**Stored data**
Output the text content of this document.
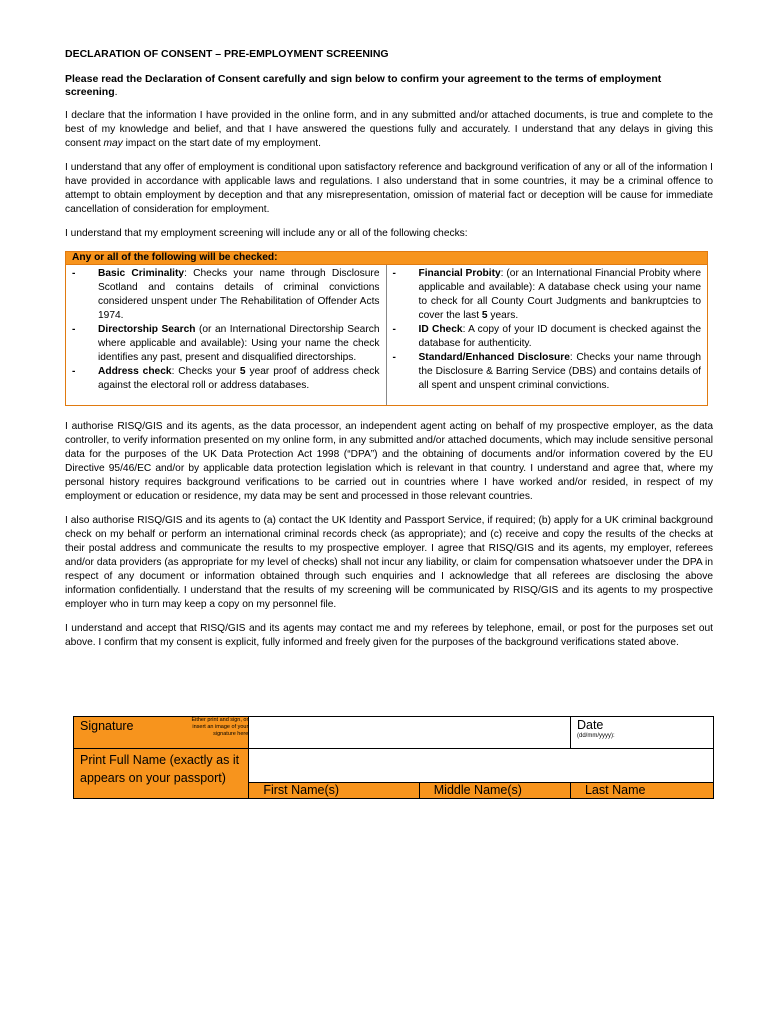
DECLARATION OF CONSENT – PRE-EMPLOYMENT SCREENING
Please read the Declaration of Consent carefully and sign below to confirm your agreement to the terms of employment screening.

I declare that the information I have provided in the online form, and in any submitted and/or attached documents, is true and complete to the best of my knowledge and belief, and that I have answered the questions fully and accurately. I understand that any delays in giving this consent may impact on the start date of my employment.

I understand that any offer of employment is conditional upon satisfactory reference and background verification of any or all of the information I have provided in accordance with applicable laws and regulations. I also understand that in some countries, it may be a criminal offence to attempt to obtain employment by deception and that any misrepresentation, omission of material fact or deception will be cause for immediate cancellation of consideration for employment.

I understand that my employment screening will include any or all of the following checks:

Any or all of the following will be checked:
-	Basic Criminality: Checks your name through Disclosure Scotland and contains details of criminal convictions considered unspent under The Rehabilitation of Offender Acts 1974.
-	Directorship Search (or an International Directorship Search where applicable and available): Using your name the check identifies any past, present and disqualified directorships.
-	Address check: Checks your 5 year proof of address check against the electoral roll or address databases.
-	Financial Probity: (or an International Financial Probity where applicable and available): A database check using your name to check for all County Court Judgments and bankruptcies to cover the last 5 years.
-	ID Check: A copy of your ID document is checked against the database for authenticity.
-	Standard/Enhanced Disclosure: Checks your name through the Disclosure & Barring Service (DBS) and contains details of all spent and unspent criminal convictions.

I authorise RISQ/GIS and its agents, as the data processor, an independent agent acting on behalf of my prospective employer, as the data controller, to verify information presented on my online form, in any submitted and/or attached documents, which may include sensitive personal data for the purposes of the UK Data Protection Act 1998 (“DPA”) and the obtaining of documents and/or information covered by the EU Directive 95/46/EC and/or by applicable data protection legislation which is relevant in that country. I understand and agree that, where my personal history requires background verifications to be carried out in countries where I have worked and/or resided, in respect of my employment or education or residence, my data may be sent and processed in those relevant countries.

I also authorise RISQ/GIS and its agents to (a) contact the UK Identity and Passport Service, if required; (b) apply for a UK criminal background check on my behalf or perform an international criminal records check (as appropriate); and (c) receive and copy the results of the checks at their postal address and communicate the results to my prospective employer. I agree that RISQ/GIS and its agents, my employer, referees and/or data providers (as appropriate for my level of checks) shall not incur any liability, or claim for compensation whatsoever under the DPA in respect of any document or information obtained through such enquiries and I acknowledge that all referees are disclosing the above information confidentially. I understand that the results of my screening will be communicated by RISQ/GIS and its agents to my prospective employer who in turn may keep a copy on my personnel file.

I understand and accept that RISQ/GIS and its agents may contact me and my referees by telephone, email, or post for the purposes set out above. I confirm that my consent is explicit, fully informed and freely given for the purposes of the background verifications stated above.

Signature	Either print and sign, or insert an image of your signature here			Date
(dd/mm/yyyy):

Print Full Name (exactly as it appears on your passport)				
		First Name(s)	Middle Name(s)	Last Name
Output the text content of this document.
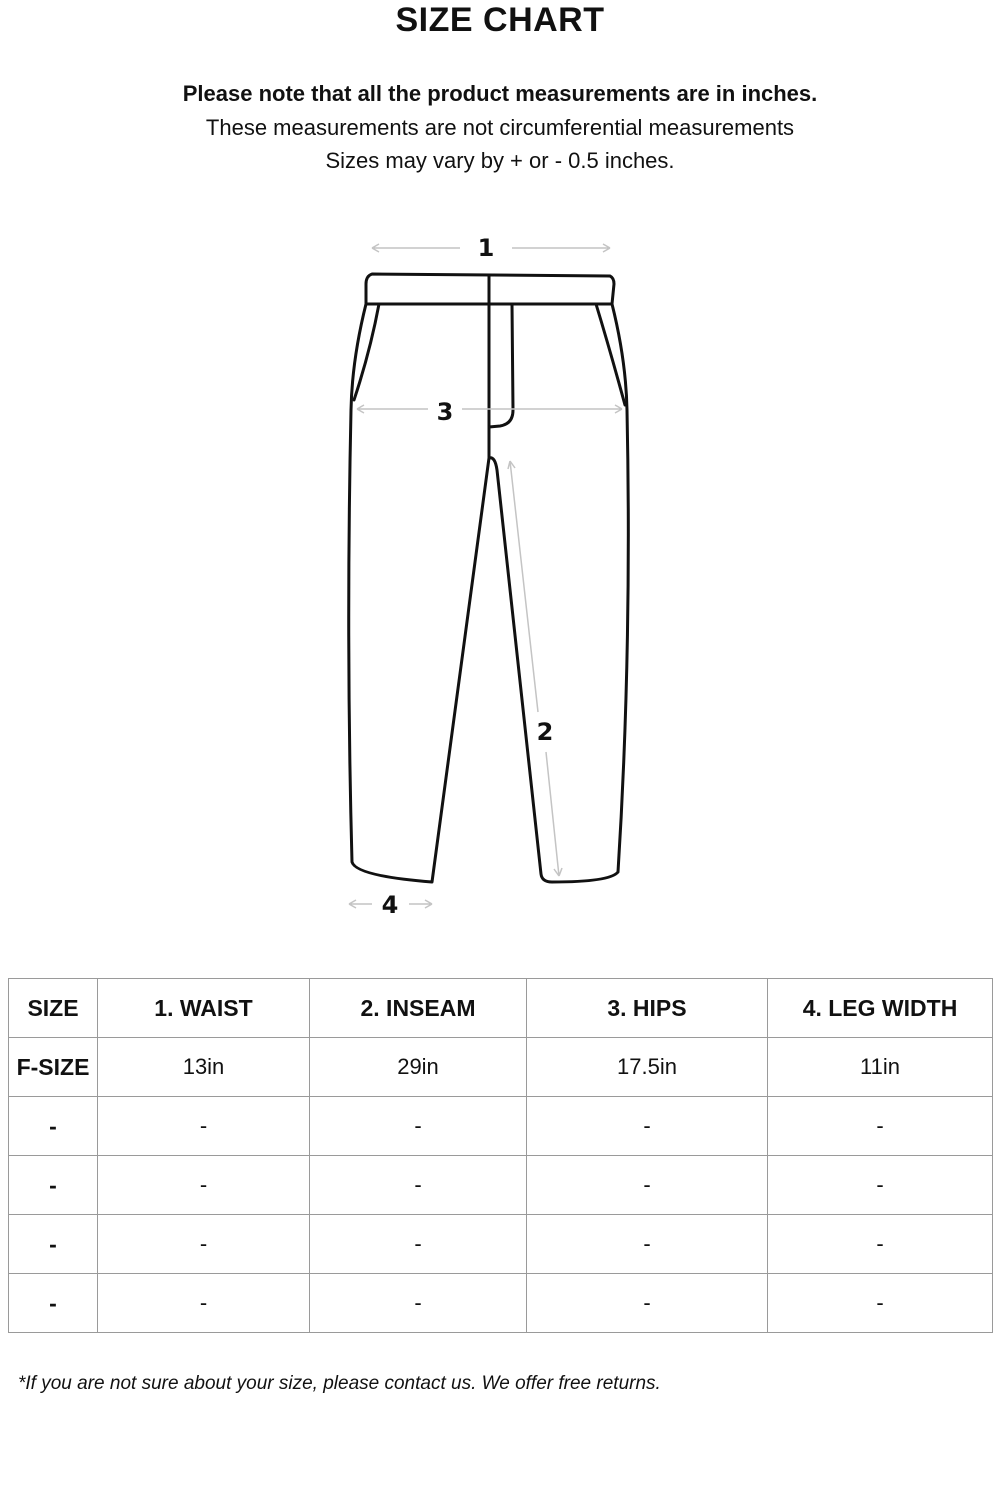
SIZE CHART
Please note that all the product measurements are in inches.
These measurements are not circumferential measurements
Sizes may vary by + or - 0.5 inches.
1
2
3
4
SIZE	1. WAIST	2. INSEAM	3. HIPS	4. LEG WIDTH
F-SIZE	13in	29in	17.5in	11in
-	-	-	-	-
-	-	-	-	-
-	-	-	-	-
-	-	-	-	-
*If you are not sure about your size, please contact us. We offer free returns.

**DIRECTION**
Give only the number of lines in the preceding material that contain the string "measurements".

**OUTPUT BELOW**
2